[Records from a data source]
-*-*-

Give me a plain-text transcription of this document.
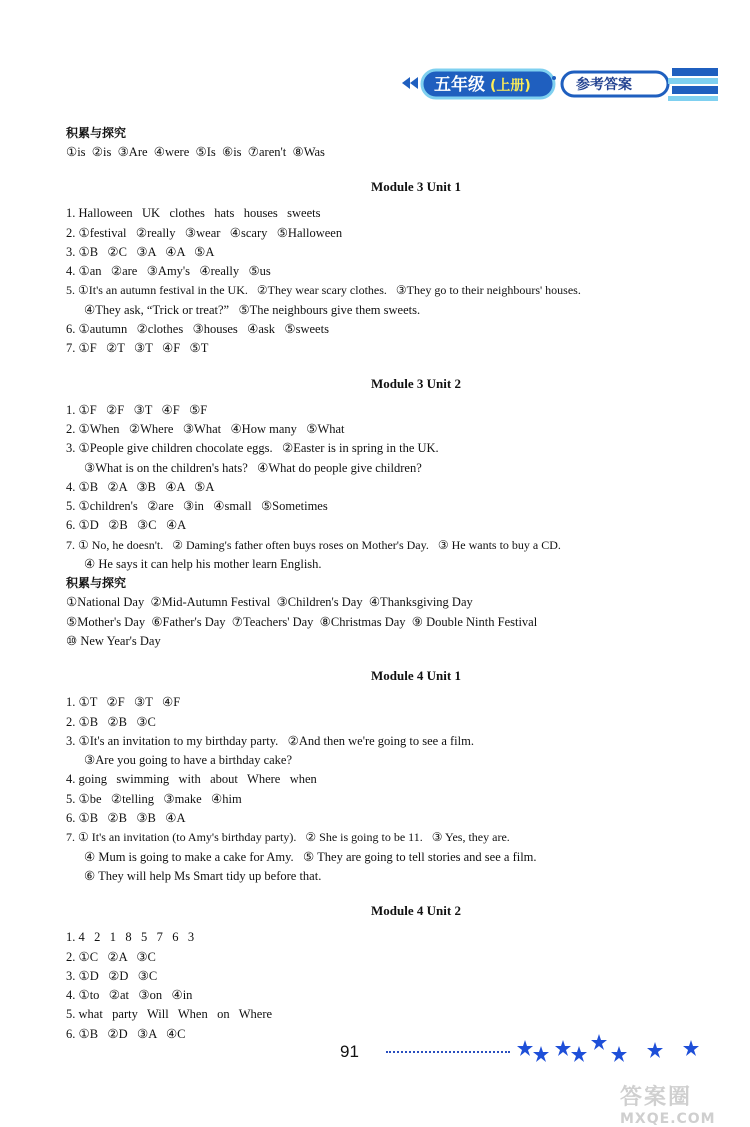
五年级 (上册)	参考答案
积累与探究
①is  ②is  ③Are  ④were  ⑤Is  ⑥is  ⑦aren't  ⑧Was
Module 3 Unit 1
1. Halloween   UK   clothes   hats   houses   sweets
2. ①festival   ②really   ③wear   ④scary   ⑤Halloween
3. ①B   ②C   ③A   ④A   ⑤A
4. ①an   ②are   ③Amy's   ④really   ⑤us
5. ①It's an autumn festival in the UK.   ②They wear scary clothes.   ③They go to their neighbours' houses.
④They ask, “Trick or treat?”   ⑤The neighbours give them sweets.
6. ①autumn   ②clothes   ③houses   ④ask   ⑤sweets
7. ①F   ②T   ③T   ④F   ⑤T
Module 3 Unit 2
1. ①F   ②F   ③T   ④F   ⑤F
2. ①When   ②Where   ③What   ④How many   ⑤What
3. ①People give children chocolate eggs.   ②Easter is in spring in the UK.
③What is on the children's hats?   ④What do people give children?
4. ①B   ②A   ③B   ④A   ⑤A
5. ①children's   ②are   ③in   ④small   ⑤Sometimes
6. ①D   ②B   ③C   ④A
7. ① No, he doesn't.   ② Daming's father often buys roses on Mother's Day.   ③ He wants to buy a CD.
④ He says it can help his mother learn English.
积累与探究
①National Day  ②Mid-Autumn Festival  ③Children's Day  ④Thanksgiving Day
⑤Mother's Day  ⑥Father's Day  ⑦Teachers' Day  ⑧Christmas Day  ⑨ Double Ninth Festival
⑩ New Year's Day
Module 4 Unit 1
1. ①T   ②F   ③T   ④F
2. ①B   ②B   ③C
3. ①It's an invitation to my birthday party.   ②And then we're going to see a film.
③Are you going to have a birthday cake?
4. going   swimming   with   about   Where   when
5. ①be   ②telling   ③make   ④him
6. ①B   ②B   ③B   ④A
7. ① It's an invitation (to Amy's birthday party).   ② She is going to be 11.   ③ Yes, they are.
④ Mum is going to make a cake for Amy.   ⑤ They are going to tell stories and see a film.
⑥ They will help Ms Smart tidy up before that.
Module 4 Unit 2
1. 4   2   1   8   5   7   6   3
2. ①C   ②A   ③C
3. ①D   ②D   ③C
4. ①to   ②at   ③on   ④in
5. what   party   Will   When   on   Where
6. ①B   ②D   ③A   ④C
91
答案圈
MXQE.COM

-*-*-

Challenge → Give only the number of lines in the material above where the string "neighbours" appears.

Written response → 2